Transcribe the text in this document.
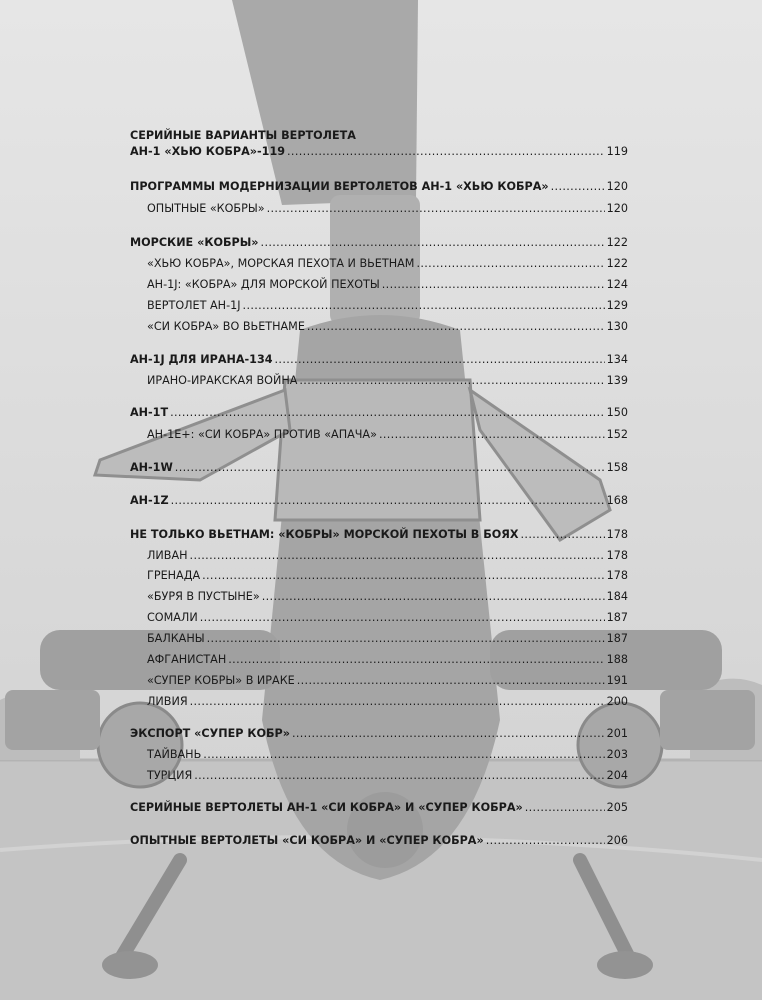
СЕРИЙНЫЕ ВАРИАНТЫ ВЕРТОЛЕТА
АН-1 «ХЬЮ КОБРА»-119 . . .	119
ПРОГРАММЫ МОДЕРНИЗАЦИИ ВЕРТОЛЕТОВ АН-1 «ХЬЮ КОБРА» . . .	120
ОПЫТНЫЕ «КОБРЫ» . . .	120
МОРСКИЕ «КОБРЫ» . . .	122
«ХЬЮ КОБРА», МОРСКАЯ ПЕХОТА И ВЬЕТНАМ . . .	122
АН-1J: «КОБРА» ДЛЯ МОРСКОЙ ПЕХОТЫ . . .	124
ВЕРТОЛЕТ АН-1J . . .	129
«СИ КОБРА» ВО ВЬЕТНАМЕ . . .	130
АН-1J ДЛЯ ИРАНА-134 . . .	134
ИРАНО-ИРАКСКАЯ ВОЙНА . . .	139
АН-1Т . . .	150
АН-1Е+: «СИ КОБРА» ПРОТИВ «АПАЧА» . . .	152
АН-1W . . .	158
АН-1Z . . .	168
НЕ ТОЛЬКО ВЬЕТНАМ: «КОБРЫ» МОРСКОЙ ПЕХОТЫ В БОЯХ . . .	178
ЛИВАН . . .	178
ГРЕНАДА . . .	178
«БУРЯ В ПУСТЫНЕ» . . .	184
СОМАЛИ . . .	187
БАЛКАНЫ . . .	187
АФГАНИСТАН . . .	188
«СУПЕР КОБРЫ» В ИРАКЕ . . .	191
ЛИВИЯ . . .	200
ЭКСПОРТ «СУПЕР КОБР» . . .	201
ТАЙВАНЬ . . .	203
ТУРЦИЯ . . .	204
СЕРИЙНЫЕ ВЕРТОЛЕТЫ АН-1 «СИ КОБРА» И «СУПЕР КОБРА» . . .	205
ОПЫТНЫЕ ВЕРТОЛЕТЫ «СИ КОБРА» И «СУПЕР КОБРА» . . .	206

* Exercise: Reproduce the material in its entirety and word for word, without the pictures.

* Exercise answer:
Transcribe the text in this document.
СЕРИЙНЫЕ ВАРИАНТЫ ВЕРТОЛЕТА
АН-1 «ХЬЮ КОБРА»-119 . . .	119
ПРОГРАММЫ МОДЕРНИЗАЦИИ ВЕРТОЛЕТОВ АН-1 «ХЬЮ КОБРА» . . .	120
ОПЫТНЫЕ «КОБРЫ» . . .	120
МОРСКИЕ «КОБРЫ» . . .	122
«ХЬЮ КОБРА», МОРСКАЯ ПЕХОТА И ВЬЕТНАМ . . .	122
АН-1J: «КОБРА» ДЛЯ МОРСКОЙ ПЕХОТЫ . . .	124
ВЕРТОЛЕТ АН-1J . . .	129
«СИ КОБРА» ВО ВЬЕТНАМЕ . . .	130
АН-1J ДЛЯ ИРАНА-134 . . .	134
ИРАНО-ИРАКСКАЯ ВОЙНА . . .	139
АН-1Т . . .	150
АН-1Е+: «СИ КОБРА» ПРОТИВ «АПАЧА» . . .	152
АН-1W . . .	158
АН-1Z . . .	168
НЕ ТОЛЬКО ВЬЕТНАМ: «КОБРЫ» МОРСКОЙ ПЕХОТЫ В БОЯХ . . .	178
ЛИВАН . . .	178
ГРЕНАДА . . .	178
«БУРЯ В ПУСТЫНЕ» . . .	184
СОМАЛИ . . .	187
БАЛКАНЫ . . .	187
АФГАНИСТАН . . .	188
«СУПЕР КОБРЫ» В ИРАКЕ . . .	191
ЛИВИЯ . . .	200
ЭКСПОРТ «СУПЕР КОБР» . . .	201
ТАЙВАНЬ . . .	203
ТУРЦИЯ . . .	204
СЕРИЙНЫЕ ВЕРТОЛЕТЫ АН-1 «СИ КОБРА» И «СУПЕР КОБРА» . . .	205
ОПЫТНЫЕ ВЕРТОЛЕТЫ «СИ КОБРА» И «СУПЕР КОБРА» . . .	206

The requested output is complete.